Extracted records
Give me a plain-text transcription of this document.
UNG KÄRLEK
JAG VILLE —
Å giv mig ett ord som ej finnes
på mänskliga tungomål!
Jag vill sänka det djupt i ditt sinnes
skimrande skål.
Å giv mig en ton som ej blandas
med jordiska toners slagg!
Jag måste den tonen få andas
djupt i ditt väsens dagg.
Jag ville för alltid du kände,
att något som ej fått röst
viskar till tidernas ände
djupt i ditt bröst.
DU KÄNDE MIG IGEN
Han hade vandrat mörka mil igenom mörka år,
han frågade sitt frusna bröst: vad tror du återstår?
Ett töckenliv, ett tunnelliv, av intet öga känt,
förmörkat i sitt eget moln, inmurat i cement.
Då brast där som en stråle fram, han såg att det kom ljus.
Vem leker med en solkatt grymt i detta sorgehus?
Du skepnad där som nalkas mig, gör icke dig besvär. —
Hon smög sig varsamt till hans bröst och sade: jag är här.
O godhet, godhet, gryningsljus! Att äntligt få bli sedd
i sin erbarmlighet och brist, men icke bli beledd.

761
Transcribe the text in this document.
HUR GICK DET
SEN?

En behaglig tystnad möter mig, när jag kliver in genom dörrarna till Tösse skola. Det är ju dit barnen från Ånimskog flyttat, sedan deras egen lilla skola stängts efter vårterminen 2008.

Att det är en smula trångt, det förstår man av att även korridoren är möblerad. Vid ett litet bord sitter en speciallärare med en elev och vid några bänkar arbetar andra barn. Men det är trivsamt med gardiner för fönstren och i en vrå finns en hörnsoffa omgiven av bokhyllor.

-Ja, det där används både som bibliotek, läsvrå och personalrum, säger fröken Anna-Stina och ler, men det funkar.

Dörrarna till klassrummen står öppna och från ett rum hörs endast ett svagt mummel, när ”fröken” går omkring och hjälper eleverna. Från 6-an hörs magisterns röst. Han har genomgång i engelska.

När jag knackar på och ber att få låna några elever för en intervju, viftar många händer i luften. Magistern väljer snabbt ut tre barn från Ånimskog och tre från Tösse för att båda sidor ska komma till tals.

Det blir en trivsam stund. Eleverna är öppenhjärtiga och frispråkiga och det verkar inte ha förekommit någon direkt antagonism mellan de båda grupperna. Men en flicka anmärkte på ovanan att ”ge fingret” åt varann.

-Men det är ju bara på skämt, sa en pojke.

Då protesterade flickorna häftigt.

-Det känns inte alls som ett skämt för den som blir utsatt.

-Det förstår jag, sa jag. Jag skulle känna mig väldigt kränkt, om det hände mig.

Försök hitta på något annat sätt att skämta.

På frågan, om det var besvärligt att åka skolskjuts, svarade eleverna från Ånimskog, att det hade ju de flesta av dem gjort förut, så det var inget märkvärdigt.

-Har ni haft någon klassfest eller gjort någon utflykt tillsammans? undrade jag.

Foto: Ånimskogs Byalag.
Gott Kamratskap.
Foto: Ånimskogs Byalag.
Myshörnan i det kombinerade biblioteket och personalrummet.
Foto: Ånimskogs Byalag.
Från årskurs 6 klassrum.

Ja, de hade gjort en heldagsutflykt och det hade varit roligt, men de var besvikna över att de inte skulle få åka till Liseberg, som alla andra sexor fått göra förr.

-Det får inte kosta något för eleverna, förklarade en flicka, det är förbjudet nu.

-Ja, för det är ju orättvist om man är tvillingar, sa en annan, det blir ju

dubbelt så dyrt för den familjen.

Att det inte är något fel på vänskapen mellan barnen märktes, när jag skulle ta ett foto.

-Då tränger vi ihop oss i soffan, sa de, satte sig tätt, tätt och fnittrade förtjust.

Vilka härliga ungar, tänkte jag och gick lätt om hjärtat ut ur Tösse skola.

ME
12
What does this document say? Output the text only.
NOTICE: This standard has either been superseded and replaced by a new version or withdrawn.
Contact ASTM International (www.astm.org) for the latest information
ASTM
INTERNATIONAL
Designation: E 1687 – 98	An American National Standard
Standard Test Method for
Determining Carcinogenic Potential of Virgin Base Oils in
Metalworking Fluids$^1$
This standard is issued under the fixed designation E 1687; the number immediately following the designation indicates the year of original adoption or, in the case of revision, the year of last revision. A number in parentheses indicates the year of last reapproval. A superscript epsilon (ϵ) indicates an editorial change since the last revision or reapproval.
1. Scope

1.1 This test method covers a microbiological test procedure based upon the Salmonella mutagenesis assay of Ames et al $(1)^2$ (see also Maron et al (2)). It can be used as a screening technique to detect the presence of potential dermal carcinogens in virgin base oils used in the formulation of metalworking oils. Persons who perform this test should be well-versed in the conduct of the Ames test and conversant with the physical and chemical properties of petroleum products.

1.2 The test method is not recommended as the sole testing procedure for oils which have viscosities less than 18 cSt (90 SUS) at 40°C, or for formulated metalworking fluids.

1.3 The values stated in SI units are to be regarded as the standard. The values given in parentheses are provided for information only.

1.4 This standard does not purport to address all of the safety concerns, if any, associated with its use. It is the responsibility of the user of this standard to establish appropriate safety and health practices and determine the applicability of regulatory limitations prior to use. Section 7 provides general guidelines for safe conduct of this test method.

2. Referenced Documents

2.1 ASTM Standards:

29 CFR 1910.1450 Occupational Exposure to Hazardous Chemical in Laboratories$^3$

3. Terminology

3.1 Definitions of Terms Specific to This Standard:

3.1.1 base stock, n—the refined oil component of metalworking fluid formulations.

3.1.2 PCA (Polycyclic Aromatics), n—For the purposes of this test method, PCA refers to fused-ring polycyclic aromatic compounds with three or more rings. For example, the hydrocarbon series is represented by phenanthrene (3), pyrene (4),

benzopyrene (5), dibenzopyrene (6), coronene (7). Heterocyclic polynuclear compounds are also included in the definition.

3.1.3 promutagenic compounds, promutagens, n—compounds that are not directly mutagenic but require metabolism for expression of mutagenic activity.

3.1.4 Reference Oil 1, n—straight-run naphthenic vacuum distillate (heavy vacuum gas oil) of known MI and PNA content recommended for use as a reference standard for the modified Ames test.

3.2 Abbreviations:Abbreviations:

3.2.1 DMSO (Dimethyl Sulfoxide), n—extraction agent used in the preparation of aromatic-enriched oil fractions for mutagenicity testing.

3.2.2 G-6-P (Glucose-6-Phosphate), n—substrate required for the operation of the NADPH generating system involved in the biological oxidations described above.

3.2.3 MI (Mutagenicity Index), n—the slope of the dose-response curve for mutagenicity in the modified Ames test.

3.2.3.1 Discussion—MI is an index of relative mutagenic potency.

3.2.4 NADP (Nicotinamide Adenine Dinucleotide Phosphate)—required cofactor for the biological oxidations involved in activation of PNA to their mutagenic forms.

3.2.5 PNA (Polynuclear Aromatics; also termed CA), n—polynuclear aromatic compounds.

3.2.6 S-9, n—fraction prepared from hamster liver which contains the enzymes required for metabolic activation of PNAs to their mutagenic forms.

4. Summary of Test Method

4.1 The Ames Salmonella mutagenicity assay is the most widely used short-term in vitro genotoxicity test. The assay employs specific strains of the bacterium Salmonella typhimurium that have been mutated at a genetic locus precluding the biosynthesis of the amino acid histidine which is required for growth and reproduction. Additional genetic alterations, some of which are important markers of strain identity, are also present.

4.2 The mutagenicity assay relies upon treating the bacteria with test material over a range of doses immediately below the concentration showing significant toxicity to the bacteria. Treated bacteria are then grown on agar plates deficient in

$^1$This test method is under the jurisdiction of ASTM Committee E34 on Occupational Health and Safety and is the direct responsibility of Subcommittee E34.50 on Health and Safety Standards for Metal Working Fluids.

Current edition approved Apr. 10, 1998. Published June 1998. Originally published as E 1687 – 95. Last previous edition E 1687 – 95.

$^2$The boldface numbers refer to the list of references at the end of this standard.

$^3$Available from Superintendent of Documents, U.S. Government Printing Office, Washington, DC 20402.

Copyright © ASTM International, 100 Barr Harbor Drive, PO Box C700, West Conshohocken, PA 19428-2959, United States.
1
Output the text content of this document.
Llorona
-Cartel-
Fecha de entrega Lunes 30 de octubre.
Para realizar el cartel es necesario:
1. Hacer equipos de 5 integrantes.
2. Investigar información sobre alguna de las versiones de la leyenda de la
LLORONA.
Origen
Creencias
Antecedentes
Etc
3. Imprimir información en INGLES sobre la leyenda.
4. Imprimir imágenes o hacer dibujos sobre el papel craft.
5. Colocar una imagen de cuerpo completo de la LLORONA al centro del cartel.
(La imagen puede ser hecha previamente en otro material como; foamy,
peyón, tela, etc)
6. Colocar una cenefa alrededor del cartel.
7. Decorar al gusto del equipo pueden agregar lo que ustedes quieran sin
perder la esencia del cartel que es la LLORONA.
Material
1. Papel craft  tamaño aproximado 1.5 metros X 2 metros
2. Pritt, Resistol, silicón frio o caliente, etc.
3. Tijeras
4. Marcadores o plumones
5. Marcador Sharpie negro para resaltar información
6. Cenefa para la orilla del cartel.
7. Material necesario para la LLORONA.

What you should do – Scan the data above; copy every line where "barnen" appears.

Solution to this exercise –
En behaglig tystnad möter mig, när jag kliver in genom dörrarna till Tösse skola. Det är ju dit barnen från Ånimskog flyttat, sedan deras egen lilla skola stängts efter vårterminen 2008.
Att det inte är något fel på vänskapen mellan barnen märktes, när jag skulle ta ett foto.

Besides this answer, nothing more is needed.